- Written problem
Retype every entry exactly, character for character.

═══ Available data

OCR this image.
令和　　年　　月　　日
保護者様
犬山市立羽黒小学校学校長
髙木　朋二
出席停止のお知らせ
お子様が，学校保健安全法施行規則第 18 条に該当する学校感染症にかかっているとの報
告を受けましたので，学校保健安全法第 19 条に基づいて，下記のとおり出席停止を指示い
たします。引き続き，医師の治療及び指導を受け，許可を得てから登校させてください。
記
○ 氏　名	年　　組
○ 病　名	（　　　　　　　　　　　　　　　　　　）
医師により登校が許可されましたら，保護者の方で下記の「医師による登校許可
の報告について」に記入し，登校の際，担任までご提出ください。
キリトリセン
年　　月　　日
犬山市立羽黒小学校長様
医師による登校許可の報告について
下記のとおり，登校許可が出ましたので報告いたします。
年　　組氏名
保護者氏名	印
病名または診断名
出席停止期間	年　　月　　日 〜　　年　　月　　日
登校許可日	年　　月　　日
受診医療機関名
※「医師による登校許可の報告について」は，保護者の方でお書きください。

══════

- Full response
OCR this image.
令和　　年　　月　　日
保護者様
犬山市立羽黒小学校学校長
髙木　朋二
出席停止のお知らせ
お子様が，学校保健安全法施行規則第 18 条に該当する学校感染症にかかっているとの報
告を受けましたので，学校保健安全法第 19 条に基づいて，下記のとおり出席停止を指示い
たします。引き続き，医師の治療及び指導を受け，許可を得てから登校させてください。
記
○ 氏　名	年　　組
○ 病　名	（　　　　　　　　　　　　　　　　　　）
医師により登校が許可されましたら，保護者の方で下記の「医師による登校許可
の報告について」に記入し，登校の際，担任までご提出ください。
キリトリセン
年　　月　　日
犬山市立羽黒小学校長様
医師による登校許可の報告について
下記のとおり，登校許可が出ましたので報告いたします。
年　　組氏名
保護者氏名	印
病名または診断名
出席停止期間	年　　月　　日 〜　　年　　月　　日
登校許可日	年　　月　　日
受診医療機関名
※「医師による登校許可の報告について」は，保護者の方でお書きください。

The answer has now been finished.